The problem:
Say how many lines hold the string "JSON"; please write nothing but the number.

─── Dataset records

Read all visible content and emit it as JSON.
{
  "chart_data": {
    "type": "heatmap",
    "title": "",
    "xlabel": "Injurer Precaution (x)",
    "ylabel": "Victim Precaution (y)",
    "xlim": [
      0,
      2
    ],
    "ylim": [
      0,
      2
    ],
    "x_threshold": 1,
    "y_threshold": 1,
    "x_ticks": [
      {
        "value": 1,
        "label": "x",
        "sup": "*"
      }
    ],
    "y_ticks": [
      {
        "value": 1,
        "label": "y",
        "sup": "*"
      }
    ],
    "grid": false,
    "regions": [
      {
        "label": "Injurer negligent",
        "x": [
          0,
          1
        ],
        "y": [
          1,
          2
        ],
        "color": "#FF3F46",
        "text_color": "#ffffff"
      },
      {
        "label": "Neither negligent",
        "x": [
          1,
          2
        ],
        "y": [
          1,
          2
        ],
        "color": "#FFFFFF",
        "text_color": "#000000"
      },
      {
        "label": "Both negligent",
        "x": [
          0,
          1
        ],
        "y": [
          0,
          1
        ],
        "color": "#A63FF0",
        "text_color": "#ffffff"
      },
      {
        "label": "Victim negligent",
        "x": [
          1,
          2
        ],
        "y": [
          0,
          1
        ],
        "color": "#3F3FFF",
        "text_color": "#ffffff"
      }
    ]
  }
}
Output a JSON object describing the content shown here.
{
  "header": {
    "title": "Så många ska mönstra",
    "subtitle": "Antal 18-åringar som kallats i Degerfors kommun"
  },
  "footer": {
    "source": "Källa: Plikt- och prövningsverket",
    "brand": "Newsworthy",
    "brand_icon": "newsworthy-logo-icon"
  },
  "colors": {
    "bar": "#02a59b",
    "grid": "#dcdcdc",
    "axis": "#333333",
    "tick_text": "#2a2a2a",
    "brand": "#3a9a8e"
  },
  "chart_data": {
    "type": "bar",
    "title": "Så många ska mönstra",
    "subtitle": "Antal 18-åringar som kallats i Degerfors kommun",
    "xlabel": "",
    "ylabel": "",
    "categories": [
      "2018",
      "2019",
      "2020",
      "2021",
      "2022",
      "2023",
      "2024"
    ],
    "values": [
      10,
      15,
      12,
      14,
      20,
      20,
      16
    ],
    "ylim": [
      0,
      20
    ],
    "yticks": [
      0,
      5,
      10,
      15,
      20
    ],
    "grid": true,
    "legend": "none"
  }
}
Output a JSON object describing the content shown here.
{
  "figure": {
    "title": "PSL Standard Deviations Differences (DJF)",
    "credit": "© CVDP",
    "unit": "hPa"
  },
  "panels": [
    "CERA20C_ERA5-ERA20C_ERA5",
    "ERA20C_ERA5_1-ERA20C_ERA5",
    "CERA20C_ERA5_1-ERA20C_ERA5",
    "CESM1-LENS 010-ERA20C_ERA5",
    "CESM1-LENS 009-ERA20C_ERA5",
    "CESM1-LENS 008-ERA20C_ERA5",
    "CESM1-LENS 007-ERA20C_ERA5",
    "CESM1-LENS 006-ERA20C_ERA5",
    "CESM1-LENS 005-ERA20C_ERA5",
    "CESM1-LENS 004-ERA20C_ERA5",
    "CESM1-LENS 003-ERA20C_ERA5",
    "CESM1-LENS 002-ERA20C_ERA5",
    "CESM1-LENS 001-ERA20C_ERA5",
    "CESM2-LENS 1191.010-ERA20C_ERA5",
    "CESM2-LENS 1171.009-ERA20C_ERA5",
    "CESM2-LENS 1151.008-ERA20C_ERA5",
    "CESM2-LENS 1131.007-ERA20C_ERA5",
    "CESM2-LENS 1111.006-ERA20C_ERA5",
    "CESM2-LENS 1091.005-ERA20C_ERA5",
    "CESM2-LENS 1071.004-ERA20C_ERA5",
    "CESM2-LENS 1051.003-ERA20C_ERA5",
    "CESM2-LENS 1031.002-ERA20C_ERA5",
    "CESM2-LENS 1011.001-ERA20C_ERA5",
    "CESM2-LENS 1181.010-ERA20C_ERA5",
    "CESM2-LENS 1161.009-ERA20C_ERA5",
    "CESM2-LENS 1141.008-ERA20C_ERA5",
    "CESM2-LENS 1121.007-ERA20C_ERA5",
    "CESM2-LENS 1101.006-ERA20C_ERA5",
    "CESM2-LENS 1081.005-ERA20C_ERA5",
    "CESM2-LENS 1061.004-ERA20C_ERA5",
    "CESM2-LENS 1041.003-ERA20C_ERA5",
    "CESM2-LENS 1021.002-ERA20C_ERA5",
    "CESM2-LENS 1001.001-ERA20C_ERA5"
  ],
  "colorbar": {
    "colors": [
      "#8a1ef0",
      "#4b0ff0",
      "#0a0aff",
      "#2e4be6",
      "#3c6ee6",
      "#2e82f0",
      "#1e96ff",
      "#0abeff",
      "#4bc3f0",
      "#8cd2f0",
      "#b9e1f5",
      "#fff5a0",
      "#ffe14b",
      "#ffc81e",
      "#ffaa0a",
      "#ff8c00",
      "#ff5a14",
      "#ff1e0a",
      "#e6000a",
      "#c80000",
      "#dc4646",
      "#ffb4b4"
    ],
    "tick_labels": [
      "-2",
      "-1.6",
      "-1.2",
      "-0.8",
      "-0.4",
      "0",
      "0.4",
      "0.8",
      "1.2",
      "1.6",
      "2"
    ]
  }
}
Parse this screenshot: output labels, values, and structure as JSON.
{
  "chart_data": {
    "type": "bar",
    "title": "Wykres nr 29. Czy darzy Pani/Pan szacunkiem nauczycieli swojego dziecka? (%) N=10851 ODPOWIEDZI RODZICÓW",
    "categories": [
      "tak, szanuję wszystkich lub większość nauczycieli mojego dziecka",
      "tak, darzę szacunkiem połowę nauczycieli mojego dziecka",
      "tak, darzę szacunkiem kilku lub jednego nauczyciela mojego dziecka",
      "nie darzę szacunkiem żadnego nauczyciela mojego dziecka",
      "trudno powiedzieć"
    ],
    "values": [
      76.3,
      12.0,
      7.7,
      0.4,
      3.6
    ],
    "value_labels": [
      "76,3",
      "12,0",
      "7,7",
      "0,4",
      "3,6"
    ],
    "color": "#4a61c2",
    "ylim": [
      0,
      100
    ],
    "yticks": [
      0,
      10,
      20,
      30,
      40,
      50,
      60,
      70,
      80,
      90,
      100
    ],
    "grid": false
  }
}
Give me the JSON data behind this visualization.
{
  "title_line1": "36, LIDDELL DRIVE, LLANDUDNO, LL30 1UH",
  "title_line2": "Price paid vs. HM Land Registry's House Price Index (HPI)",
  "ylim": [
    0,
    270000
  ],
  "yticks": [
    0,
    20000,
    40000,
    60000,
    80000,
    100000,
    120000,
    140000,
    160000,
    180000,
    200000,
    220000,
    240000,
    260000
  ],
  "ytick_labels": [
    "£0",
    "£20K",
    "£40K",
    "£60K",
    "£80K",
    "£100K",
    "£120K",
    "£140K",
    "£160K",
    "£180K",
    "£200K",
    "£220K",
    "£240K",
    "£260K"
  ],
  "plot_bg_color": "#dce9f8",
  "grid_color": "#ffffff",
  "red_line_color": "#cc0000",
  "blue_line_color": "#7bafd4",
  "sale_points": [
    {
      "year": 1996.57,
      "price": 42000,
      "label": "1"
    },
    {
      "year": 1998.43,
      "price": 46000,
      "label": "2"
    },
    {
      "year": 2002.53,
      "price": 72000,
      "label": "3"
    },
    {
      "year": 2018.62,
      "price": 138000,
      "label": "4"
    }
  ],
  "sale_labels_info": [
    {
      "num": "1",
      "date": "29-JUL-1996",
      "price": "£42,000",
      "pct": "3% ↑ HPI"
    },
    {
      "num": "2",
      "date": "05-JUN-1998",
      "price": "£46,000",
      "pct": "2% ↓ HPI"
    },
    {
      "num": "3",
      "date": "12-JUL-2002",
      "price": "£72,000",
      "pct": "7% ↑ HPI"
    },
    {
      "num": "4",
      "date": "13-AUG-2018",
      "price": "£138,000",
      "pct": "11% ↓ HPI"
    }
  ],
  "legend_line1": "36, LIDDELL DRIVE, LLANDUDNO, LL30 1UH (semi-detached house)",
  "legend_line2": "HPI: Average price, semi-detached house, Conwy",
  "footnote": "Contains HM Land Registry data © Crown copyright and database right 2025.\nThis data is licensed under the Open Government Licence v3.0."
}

──────

Response to this task:
5